Every line of the listing must be reproduced as it stands. Leave the images behind.

^^^^^^^^^^^^^^^^

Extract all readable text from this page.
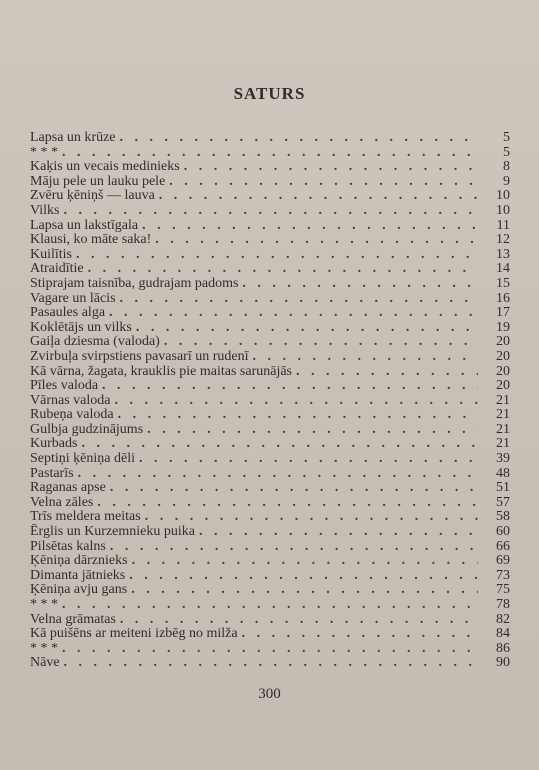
SATURS
Lapsa un krūze . . .	5
* * * . . .	5
Kaķis un vecais medinieks . . .	8
Māju pele un lauku pele . . .	9
Zvēru ķēniņš — lauva . . .	10
Vilks . . .	10
Lapsa un lakstīgala . . .	11
Klausi, ko māte saka! . . .	12
Kuilītis . . .	13
Atraidītie . . .	14
Stiprajam taisnība, gudrajam padoms . . .	15
Vagare un lācis . . .	16
Pasaules alga . . .	17
Koklētājs un vilks . . .	19
Gaiļa dziesma (valoda) . . .	20
Zvirbuļa svirpstiens pavasarī un rudenī . . .	20
Kā vārna, žagata, krauklis pie maitas sarunājās . . .	20
Pīles valoda . . .	20
Vārnas valoda . . .	21
Rubeņa valoda . . .	21
Gulbja gudzinājums . . .	21
Kurbads . . .	21
Septiņi ķēniņa dēli . . .	39
Pastarīs . . .	48
Raganas apse . . .	51
Velna zāles . . .	57
Trīs meldera meitas . . .	58
Ērglis un Kurzemnieku puika . . .	60
Pilsētas kalns . . .	66
Ķēniņa dārznieks . . .	69
Dimanta jātnieks . . .	73
Ķēniņa avju gans . . .	75
* * * . . .	78
Velna grāmatas . . .	82
Kā puišēns ar meiteni izbēg no milža . . .	84
* * * . . .	86
Nāve . . .	90
300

^^^^^^^^^^^^^^^^

Complete output:
Extract all readable text from this page.
SATURS
Lapsa un krūze . . .	5
* * * . . .	5
Kaķis un vecais medinieks . . .	8
Māju pele un lauku pele . . .	9
Zvēru ķēniņš — lauva . . .	10
Vilks . . .	10
Lapsa un lakstīgala . . .	11
Klausi, ko māte saka! . . .	12
Kuilītis . . .	13
Atraidītie . . .	14
Stiprajam taisnība, gudrajam padoms . . .	15
Vagare un lācis . . .	16
Pasaules alga . . .	17
Koklētājs un vilks . . .	19
Gaiļa dziesma (valoda) . . .	20
Zvirbuļa svirpstiens pavasarī un rudenī . . .	20
Kā vārna, žagata, krauklis pie maitas sarunājās . . .	20
Pīles valoda . . .	20
Vārnas valoda . . .	21
Rubeņa valoda . . .	21
Gulbja gudzinājums . . .	21
Kurbads . . .	21
Septiņi ķēniņa dēli . . .	39
Pastarīs . . .	48
Raganas apse . . .	51
Velna zāles . . .	57
Trīs meldera meitas . . .	58
Ērglis un Kurzemnieku puika . . .	60
Pilsētas kalns . . .	66
Ķēniņa dārznieks . . .	69
Dimanta jātnieks . . .	73
Ķēniņa avju gans . . .	75
* * * . . .	78
Velna grāmatas . . .	82
Kā puišēns ar meiteni izbēg no milža . . .	84
* * * . . .	86
Nāve . . .	90
300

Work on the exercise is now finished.